### Problem statement
Skip any picture you find and retype all the remaining lines exactly.

### Given records
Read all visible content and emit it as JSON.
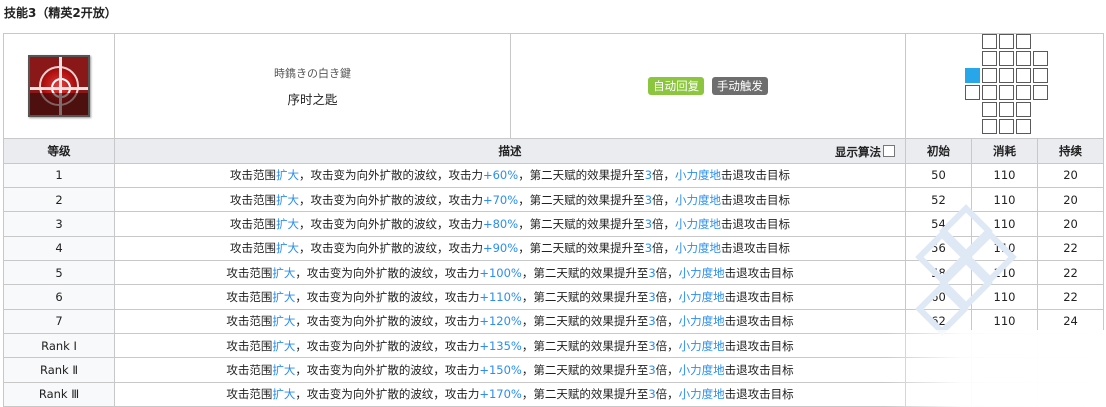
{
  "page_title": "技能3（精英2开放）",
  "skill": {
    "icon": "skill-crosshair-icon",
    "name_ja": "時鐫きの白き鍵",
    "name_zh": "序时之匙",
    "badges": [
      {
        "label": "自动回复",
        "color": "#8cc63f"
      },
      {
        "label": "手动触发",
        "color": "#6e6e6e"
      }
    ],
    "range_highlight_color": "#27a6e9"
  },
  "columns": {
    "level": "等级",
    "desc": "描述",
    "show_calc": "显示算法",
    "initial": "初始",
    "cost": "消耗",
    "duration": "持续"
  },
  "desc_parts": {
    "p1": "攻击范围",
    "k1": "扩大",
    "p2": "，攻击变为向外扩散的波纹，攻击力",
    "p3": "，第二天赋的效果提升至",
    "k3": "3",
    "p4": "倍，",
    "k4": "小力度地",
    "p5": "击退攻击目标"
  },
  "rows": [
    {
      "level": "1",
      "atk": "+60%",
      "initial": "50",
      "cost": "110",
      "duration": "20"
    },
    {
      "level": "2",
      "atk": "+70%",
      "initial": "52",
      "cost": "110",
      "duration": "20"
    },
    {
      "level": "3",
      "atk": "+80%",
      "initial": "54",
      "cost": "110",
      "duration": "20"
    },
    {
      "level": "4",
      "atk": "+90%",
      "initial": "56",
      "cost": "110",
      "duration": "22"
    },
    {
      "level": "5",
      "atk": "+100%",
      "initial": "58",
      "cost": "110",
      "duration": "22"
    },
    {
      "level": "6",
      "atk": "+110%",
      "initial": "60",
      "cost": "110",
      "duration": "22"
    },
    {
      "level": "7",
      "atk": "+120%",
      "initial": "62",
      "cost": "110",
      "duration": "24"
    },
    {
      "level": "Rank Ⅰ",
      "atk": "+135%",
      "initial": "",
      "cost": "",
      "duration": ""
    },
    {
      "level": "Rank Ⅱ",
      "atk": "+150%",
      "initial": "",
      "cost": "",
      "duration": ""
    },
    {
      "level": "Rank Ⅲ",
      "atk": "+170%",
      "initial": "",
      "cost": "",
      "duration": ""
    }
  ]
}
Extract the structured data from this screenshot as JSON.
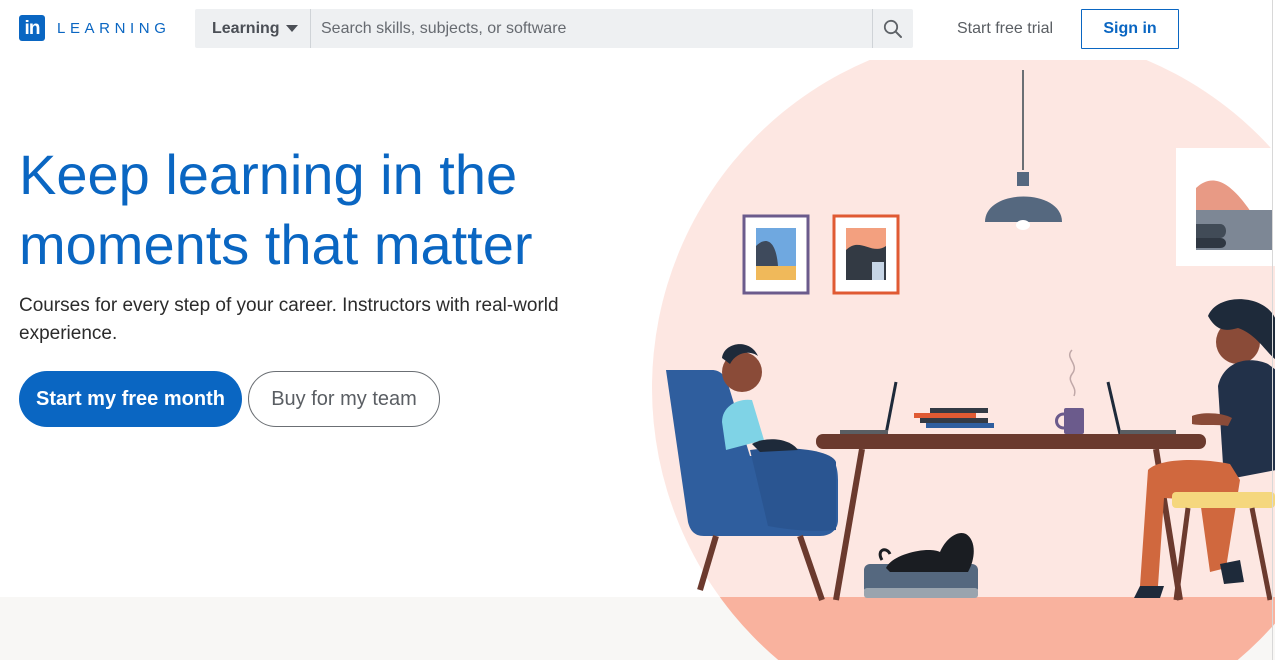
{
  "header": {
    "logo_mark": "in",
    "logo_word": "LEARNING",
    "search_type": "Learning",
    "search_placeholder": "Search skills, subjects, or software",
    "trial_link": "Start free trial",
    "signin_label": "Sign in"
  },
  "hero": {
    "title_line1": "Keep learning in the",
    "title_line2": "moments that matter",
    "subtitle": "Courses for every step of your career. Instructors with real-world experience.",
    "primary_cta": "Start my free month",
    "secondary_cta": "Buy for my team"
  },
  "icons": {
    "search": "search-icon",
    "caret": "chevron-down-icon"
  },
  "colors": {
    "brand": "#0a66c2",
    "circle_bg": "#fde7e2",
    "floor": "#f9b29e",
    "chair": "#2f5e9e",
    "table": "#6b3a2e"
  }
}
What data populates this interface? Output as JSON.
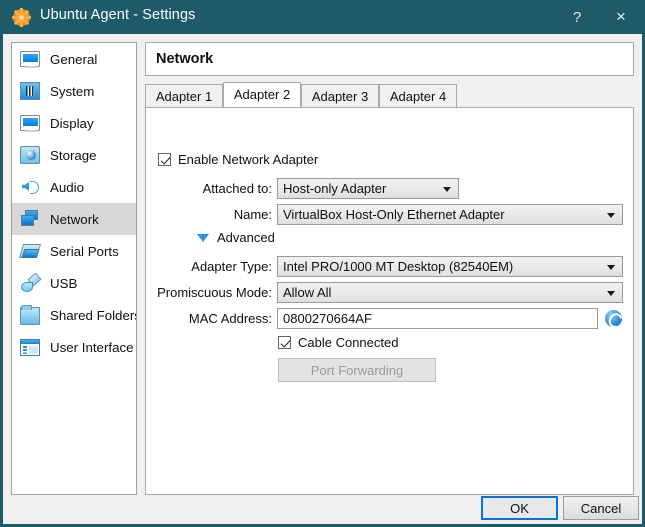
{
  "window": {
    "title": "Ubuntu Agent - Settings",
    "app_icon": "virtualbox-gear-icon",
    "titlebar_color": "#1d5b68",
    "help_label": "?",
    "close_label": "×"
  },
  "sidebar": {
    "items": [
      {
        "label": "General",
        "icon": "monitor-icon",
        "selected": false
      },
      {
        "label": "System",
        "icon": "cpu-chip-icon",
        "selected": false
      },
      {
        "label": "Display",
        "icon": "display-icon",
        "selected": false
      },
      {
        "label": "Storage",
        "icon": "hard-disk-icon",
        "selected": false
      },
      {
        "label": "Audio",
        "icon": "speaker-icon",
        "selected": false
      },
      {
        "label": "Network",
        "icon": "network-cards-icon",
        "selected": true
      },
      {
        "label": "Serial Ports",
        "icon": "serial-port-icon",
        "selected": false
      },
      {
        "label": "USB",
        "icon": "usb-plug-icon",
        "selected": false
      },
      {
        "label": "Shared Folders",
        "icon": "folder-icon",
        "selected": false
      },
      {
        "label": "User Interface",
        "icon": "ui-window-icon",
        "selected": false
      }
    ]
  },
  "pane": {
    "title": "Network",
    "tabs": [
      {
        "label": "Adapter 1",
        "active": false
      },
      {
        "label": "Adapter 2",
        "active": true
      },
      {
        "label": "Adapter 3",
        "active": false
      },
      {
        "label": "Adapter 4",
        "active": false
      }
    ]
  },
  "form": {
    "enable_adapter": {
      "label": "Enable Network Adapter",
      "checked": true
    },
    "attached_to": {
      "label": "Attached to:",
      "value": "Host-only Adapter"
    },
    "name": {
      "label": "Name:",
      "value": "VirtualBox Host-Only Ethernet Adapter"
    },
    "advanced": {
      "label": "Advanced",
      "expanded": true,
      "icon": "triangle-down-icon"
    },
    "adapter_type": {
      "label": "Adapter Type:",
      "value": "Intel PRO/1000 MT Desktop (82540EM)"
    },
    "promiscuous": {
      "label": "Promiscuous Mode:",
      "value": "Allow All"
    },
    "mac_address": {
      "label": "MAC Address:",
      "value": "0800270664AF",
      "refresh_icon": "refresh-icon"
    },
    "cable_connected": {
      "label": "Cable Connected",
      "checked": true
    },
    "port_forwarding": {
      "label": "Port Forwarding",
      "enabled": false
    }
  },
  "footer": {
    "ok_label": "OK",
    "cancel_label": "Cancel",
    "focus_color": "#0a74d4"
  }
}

### Finished answer
Read all visible content and emit it as JSON.
{
  "page_title": "技能3（精英2开放）",
  "skill": {
    "icon": "skill-crosshair-icon",
    "name_ja": "時鐫きの白き鍵",
    "name_zh": "序时之匙",
    "badges": [
      {
        "label": "自动回复",
        "color": "#8cc63f"
      },
      {
        "label": "手动触发",
        "color": "#6e6e6e"
      }
    ],
    "range_highlight_color": "#27a6e9"
  },
  "columns": {
    "level": "等级",
    "desc": "描述",
    "show_calc": "显示算法",
    "initial": "初始",
    "cost": "消耗",
    "duration": "持续"
  },
  "desc_parts": {
    "p1": "攻击范围",
    "k1": "扩大",
    "p2": "，攻击变为向外扩散的波纹，攻击力",
    "p3": "，第二天赋的效果提升至",
    "k3": "3",
    "p4": "倍，",
    "k4": "小力度地",
    "p5": "击退攻击目标"
  },
  "rows": [
    {
      "level": "1",
      "atk": "+60%",
      "initial": "50",
      "cost": "110",
      "duration": "20"
    },
    {
      "level": "2",
      "atk": "+70%",
      "initial": "52",
      "cost": "110",
      "duration": "20"
    },
    {
      "level": "3",
      "atk": "+80%",
      "initial": "54",
      "cost": "110",
      "duration": "20"
    },
    {
      "level": "4",
      "atk": "+90%",
      "initial": "56",
      "cost": "110",
      "duration": "22"
    },
    {
      "level": "5",
      "atk": "+100%",
      "initial": "58",
      "cost": "110",
      "duration": "22"
    },
    {
      "level": "6",
      "atk": "+110%",
      "initial": "60",
      "cost": "110",
      "duration": "22"
    },
    {
      "level": "7",
      "atk": "+120%",
      "initial": "62",
      "cost": "110",
      "duration": "24"
    },
    {
      "level": "Rank Ⅰ",
      "atk": "+135%",
      "initial": "",
      "cost": "",
      "duration": ""
    },
    {
      "level": "Rank Ⅱ",
      "atk": "+150%",
      "initial": "",
      "cost": "",
      "duration": ""
    },
    {
      "level": "Rank Ⅲ",
      "atk": "+170%",
      "initial": "",
      "cost": "",
      "duration": ""
    }
  ]
}
Extract the structured data from this screenshot as JSON.
{
  "header": {
    "logo_mark": "in",
    "logo_word": "LEARNING",
    "search_type": "Learning",
    "search_placeholder": "Search skills, subjects, or software",
    "trial_link": "Start free trial",
    "signin_label": "Sign in"
  },
  "hero": {
    "title_line1": "Keep learning in the",
    "title_line2": "moments that matter",
    "subtitle": "Courses for every step of your career. Instructors with real-world experience.",
    "primary_cta": "Start my free month",
    "secondary_cta": "Buy for my team"
  },
  "icons": {
    "search": "search-icon",
    "caret": "chevron-down-icon"
  },
  "colors": {
    "brand": "#0a66c2",
    "circle_bg": "#fde7e2",
    "floor": "#f9b29e",
    "chair": "#2f5e9e",
    "table": "#6b3a2e"
  }
}
What data populates this interface? Output as JSON.
{
  "window": {
    "title": "Ubuntu Agent - Settings",
    "app_icon": "virtualbox-gear-icon",
    "titlebar_color": "#1d5b68",
    "help_label": "?",
    "close_label": "×"
  },
  "sidebar": {
    "items": [
      {
        "label": "General",
        "icon": "monitor-icon",
        "selected": false
      },
      {
        "label": "System",
        "icon": "cpu-chip-icon",
        "selected": false
      },
      {
        "label": "Display",
        "icon": "display-icon",
        "selected": false
      },
      {
        "label": "Storage",
        "icon": "hard-disk-icon",
        "selected": false
      },
      {
        "label": "Audio",
        "icon": "speaker-icon",
        "selected": false
      },
      {
        "label": "Network",
        "icon": "network-cards-icon",
        "selected": true
      },
      {
        "label": "Serial Ports",
        "icon": "serial-port-icon",
        "selected": false
      },
      {
        "label": "USB",
        "icon": "usb-plug-icon",
        "selected": false
      },
      {
        "label": "Shared Folders",
        "icon": "folder-icon",
        "selected": false
      },
      {
        "label": "User Interface",
        "icon": "ui-window-icon",
        "selected": false
      }
    ]
  },
  "pane": {
    "title": "Network",
    "tabs": [
      {
        "label": "Adapter 1",
        "active": false
      },
      {
        "label": "Adapter 2",
        "active": true
      },
      {
        "label": "Adapter 3",
        "active": false
      },
      {
        "label": "Adapter 4",
        "active": false
      }
    ]
  },
  "form": {
    "enable_adapter": {
      "label": "Enable Network Adapter",
      "checked": true
    },
    "attached_to": {
      "label": "Attached to:",
      "value": "Host-only Adapter"
    },
    "name": {
      "label": "Name:",
      "value": "VirtualBox Host-Only Ethernet Adapter"
    },
    "advanced": {
      "label": "Advanced",
      "expanded": true,
      "icon": "triangle-down-icon"
    },
    "adapter_type": {
      "label": "Adapter Type:",
      "value": "Intel PRO/1000 MT Desktop (82540EM)"
    },
    "promiscuous": {
      "label": "Promiscuous Mode:",
      "value": "Allow All"
    },
    "mac_address": {
      "label": "MAC Address:",
      "value": "0800270664AF",
      "refresh_icon": "refresh-icon"
    },
    "cable_connected": {
      "label": "Cable Connected",
      "checked": true
    },
    "port_forwarding": {
      "label": "Port Forwarding",
      "enabled": false
    }
  },
  "footer": {
    "ok_label": "OK",
    "cancel_label": "Cancel",
    "focus_color": "#0a74d4"
  }
}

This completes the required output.